-- START --

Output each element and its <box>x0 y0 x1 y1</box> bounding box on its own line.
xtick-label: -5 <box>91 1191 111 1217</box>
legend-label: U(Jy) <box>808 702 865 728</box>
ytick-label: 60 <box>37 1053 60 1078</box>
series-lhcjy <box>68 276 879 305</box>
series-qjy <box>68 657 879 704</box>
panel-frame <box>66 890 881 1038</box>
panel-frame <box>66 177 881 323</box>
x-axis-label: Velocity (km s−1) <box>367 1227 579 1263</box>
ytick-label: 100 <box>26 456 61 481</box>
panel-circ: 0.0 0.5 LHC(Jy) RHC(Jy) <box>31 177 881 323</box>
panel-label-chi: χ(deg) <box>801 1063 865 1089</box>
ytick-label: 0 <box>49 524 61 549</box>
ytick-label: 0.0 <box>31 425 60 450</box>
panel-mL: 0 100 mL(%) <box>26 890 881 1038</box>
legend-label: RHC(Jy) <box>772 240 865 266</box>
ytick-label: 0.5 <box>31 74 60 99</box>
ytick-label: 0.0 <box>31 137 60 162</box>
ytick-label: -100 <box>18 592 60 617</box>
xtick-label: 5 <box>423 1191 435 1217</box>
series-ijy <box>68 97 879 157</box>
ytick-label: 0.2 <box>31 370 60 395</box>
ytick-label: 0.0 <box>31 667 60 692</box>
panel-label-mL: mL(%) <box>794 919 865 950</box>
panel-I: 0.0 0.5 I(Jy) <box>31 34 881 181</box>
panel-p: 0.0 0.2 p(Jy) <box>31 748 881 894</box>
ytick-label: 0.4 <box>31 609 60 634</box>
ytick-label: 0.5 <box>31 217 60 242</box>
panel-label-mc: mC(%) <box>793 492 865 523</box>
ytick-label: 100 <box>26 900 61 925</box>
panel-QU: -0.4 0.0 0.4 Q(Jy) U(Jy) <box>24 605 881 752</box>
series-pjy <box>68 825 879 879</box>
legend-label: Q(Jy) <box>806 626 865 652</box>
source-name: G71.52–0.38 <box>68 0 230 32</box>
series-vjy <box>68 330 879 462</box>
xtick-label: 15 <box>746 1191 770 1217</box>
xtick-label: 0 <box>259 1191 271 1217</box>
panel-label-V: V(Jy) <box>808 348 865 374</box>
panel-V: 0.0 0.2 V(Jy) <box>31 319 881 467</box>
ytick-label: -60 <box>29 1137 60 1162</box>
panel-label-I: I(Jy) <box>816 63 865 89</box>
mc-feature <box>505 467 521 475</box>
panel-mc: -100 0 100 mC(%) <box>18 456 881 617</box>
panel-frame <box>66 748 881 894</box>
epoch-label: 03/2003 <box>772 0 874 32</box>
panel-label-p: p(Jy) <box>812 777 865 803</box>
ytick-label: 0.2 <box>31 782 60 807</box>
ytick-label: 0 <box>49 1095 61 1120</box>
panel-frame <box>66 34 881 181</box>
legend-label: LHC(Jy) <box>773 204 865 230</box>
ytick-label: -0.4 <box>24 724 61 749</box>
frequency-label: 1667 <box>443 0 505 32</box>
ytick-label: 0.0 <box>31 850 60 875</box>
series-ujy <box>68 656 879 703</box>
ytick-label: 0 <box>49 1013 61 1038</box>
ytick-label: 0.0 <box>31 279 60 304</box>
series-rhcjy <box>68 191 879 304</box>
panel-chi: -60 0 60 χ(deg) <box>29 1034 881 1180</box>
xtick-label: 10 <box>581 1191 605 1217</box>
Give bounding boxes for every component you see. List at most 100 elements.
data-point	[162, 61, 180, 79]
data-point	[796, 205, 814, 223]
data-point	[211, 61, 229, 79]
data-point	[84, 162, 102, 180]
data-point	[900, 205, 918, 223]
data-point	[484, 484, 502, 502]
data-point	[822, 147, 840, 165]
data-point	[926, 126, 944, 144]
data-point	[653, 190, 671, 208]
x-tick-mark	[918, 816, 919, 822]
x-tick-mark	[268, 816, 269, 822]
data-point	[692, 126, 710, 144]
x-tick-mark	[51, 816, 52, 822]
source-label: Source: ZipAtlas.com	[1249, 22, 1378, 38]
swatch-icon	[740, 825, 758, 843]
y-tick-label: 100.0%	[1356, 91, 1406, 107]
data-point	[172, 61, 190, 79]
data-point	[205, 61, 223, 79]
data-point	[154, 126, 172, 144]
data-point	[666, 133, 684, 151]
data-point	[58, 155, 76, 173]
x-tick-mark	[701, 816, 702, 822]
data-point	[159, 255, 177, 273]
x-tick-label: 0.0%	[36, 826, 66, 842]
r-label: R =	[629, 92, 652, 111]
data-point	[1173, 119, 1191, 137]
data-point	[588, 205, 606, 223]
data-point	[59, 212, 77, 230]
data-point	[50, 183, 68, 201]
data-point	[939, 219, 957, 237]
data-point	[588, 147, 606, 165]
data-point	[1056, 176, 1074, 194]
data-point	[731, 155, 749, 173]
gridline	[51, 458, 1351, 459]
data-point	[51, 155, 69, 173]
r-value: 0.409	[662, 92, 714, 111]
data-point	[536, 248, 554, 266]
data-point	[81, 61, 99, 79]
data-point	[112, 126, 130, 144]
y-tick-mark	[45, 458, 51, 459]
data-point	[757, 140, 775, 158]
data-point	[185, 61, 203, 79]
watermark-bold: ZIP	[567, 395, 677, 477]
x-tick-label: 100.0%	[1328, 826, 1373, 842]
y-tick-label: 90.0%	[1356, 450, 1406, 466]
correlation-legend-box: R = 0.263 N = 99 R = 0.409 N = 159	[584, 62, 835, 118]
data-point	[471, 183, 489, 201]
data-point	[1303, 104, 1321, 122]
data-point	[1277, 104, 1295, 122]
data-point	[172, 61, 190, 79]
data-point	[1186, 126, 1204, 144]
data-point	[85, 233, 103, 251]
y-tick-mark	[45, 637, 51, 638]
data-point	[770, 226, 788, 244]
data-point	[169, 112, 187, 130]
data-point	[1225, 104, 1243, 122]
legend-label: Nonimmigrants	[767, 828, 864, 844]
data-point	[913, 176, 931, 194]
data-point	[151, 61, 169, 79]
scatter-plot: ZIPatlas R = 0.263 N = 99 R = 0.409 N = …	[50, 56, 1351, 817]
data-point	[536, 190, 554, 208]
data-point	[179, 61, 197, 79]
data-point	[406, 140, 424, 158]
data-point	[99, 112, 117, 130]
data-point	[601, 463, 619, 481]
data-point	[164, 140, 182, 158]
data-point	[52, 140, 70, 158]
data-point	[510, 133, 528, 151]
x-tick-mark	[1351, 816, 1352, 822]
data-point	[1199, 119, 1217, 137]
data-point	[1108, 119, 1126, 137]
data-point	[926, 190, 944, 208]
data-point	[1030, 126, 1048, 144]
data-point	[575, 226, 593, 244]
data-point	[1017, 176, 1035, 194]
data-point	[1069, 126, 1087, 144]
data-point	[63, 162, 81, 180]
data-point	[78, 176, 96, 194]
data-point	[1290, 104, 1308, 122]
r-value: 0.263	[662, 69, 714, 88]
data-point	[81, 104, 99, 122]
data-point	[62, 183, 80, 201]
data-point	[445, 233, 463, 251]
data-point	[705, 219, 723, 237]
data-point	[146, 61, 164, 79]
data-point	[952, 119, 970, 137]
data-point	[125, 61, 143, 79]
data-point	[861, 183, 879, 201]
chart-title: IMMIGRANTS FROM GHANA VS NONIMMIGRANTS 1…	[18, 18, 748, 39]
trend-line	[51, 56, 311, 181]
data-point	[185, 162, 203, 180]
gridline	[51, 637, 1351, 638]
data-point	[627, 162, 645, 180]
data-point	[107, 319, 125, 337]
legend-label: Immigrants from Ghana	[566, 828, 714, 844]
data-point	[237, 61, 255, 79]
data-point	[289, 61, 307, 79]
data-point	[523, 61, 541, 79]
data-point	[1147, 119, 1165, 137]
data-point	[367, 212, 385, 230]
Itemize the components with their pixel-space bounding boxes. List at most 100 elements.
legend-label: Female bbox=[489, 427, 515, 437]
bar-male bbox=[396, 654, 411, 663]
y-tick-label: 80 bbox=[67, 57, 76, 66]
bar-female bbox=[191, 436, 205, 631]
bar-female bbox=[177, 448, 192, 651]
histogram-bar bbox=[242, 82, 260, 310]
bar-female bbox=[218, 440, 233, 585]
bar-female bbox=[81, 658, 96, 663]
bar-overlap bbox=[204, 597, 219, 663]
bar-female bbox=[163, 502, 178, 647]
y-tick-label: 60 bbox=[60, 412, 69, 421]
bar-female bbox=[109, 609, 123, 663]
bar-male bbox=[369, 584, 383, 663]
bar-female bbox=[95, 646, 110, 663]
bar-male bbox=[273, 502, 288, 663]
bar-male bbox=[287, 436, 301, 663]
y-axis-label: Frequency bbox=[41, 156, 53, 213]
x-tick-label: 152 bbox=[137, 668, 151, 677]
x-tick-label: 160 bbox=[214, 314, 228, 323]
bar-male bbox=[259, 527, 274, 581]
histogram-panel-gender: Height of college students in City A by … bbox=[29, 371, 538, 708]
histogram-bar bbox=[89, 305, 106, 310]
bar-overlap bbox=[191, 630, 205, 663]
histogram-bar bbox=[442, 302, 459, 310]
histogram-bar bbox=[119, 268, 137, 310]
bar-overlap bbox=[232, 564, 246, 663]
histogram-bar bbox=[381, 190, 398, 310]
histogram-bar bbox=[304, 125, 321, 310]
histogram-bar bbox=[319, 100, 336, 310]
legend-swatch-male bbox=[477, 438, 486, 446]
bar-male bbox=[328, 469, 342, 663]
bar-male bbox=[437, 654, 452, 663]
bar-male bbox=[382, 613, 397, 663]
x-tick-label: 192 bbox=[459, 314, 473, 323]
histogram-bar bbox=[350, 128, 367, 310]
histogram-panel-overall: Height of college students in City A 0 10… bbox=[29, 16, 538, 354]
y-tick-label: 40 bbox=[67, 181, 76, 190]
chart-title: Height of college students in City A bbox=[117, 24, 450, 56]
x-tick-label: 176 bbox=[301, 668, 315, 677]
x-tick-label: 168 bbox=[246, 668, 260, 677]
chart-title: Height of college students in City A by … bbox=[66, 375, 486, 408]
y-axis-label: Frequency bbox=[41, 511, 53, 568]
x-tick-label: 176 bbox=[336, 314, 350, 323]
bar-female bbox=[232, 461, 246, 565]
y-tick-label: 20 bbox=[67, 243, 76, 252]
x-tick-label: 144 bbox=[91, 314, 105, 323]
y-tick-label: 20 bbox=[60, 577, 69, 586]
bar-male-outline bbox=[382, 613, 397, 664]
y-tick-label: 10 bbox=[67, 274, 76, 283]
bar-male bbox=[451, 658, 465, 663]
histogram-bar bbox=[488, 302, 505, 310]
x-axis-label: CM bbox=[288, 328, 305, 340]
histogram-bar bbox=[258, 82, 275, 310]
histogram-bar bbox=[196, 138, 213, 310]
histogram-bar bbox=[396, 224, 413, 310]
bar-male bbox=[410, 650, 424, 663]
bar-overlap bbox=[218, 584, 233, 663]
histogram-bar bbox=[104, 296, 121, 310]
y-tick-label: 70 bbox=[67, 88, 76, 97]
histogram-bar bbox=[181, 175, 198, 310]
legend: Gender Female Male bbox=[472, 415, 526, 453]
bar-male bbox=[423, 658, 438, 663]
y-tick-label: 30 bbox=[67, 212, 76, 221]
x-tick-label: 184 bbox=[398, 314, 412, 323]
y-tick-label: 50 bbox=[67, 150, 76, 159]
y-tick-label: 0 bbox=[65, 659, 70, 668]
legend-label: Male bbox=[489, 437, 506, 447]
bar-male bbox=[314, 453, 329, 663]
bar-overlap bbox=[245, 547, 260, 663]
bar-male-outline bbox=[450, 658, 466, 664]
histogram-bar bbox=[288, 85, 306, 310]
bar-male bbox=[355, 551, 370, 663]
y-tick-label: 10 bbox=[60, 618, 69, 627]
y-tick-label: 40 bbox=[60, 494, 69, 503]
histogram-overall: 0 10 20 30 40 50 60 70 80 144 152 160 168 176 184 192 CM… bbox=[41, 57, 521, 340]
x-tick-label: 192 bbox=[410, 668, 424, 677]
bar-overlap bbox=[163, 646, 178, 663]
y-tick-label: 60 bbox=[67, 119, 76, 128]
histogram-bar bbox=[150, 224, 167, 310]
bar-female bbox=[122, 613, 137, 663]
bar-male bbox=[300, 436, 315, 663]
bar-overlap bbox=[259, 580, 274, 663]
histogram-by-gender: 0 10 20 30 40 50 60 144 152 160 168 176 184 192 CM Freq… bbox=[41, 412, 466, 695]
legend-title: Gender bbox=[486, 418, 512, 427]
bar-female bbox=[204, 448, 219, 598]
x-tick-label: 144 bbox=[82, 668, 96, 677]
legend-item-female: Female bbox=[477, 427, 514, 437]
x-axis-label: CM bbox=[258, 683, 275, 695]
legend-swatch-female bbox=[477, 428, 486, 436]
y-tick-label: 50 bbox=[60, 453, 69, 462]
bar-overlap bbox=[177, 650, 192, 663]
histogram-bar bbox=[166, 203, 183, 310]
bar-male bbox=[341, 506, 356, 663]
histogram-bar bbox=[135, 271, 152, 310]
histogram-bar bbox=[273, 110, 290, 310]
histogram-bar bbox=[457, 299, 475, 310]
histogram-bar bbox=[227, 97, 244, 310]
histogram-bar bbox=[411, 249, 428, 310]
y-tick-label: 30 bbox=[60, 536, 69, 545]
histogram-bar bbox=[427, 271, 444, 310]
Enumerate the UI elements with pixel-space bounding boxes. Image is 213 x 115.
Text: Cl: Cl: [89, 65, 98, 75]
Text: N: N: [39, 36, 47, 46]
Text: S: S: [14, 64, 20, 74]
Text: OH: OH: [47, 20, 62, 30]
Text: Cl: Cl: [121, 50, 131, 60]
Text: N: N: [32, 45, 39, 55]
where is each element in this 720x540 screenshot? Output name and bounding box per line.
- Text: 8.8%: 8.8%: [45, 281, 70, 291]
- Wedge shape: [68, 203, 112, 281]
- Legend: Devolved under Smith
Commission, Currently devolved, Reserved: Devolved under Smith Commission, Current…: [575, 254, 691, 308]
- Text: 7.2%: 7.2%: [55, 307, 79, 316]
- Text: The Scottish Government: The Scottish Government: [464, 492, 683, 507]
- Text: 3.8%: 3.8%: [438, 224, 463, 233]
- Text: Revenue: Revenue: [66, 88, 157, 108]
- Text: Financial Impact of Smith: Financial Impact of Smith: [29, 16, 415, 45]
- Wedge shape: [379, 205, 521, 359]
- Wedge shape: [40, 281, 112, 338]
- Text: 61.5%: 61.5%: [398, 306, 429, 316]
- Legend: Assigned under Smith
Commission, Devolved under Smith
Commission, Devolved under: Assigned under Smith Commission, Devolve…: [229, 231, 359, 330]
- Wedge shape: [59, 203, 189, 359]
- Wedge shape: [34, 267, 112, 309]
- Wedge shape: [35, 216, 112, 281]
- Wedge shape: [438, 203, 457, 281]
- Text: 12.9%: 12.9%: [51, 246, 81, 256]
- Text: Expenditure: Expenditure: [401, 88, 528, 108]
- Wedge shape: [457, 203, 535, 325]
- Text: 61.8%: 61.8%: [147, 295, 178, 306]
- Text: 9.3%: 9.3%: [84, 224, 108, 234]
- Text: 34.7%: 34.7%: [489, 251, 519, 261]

-- END --

Write out the listing verbatim, from its first line through the line containing "legend-label: RHC(Jy) <box>772", both included.

TASK SOLUTION:
Output each element and its <box>x0 y0 x1 y1</box> bounding box on its own line.
xtick-label: -5 <box>91 1191 111 1217</box>
legend-label: U(Jy) <box>808 702 865 728</box>
ytick-label: 60 <box>37 1053 60 1078</box>
series-lhcjy <box>68 276 879 305</box>
series-qjy <box>68 657 879 704</box>
panel-frame <box>66 890 881 1038</box>
panel-frame <box>66 177 881 323</box>
x-axis-label: Velocity (km s−1) <box>367 1227 579 1263</box>
ytick-label: 100 <box>26 456 61 481</box>
panel-circ: 0.0 0.5 LHC(Jy) RHC(Jy) <box>31 177 881 323</box>
panel-label-chi: χ(deg) <box>801 1063 865 1089</box>
ytick-label: 0 <box>49 524 61 549</box>
ytick-label: 0.0 <box>31 425 60 450</box>
panel-mL: 0 100 mL(%) <box>26 890 881 1038</box>
legend-label: RHC(Jy) <box>772 240 865 266</box>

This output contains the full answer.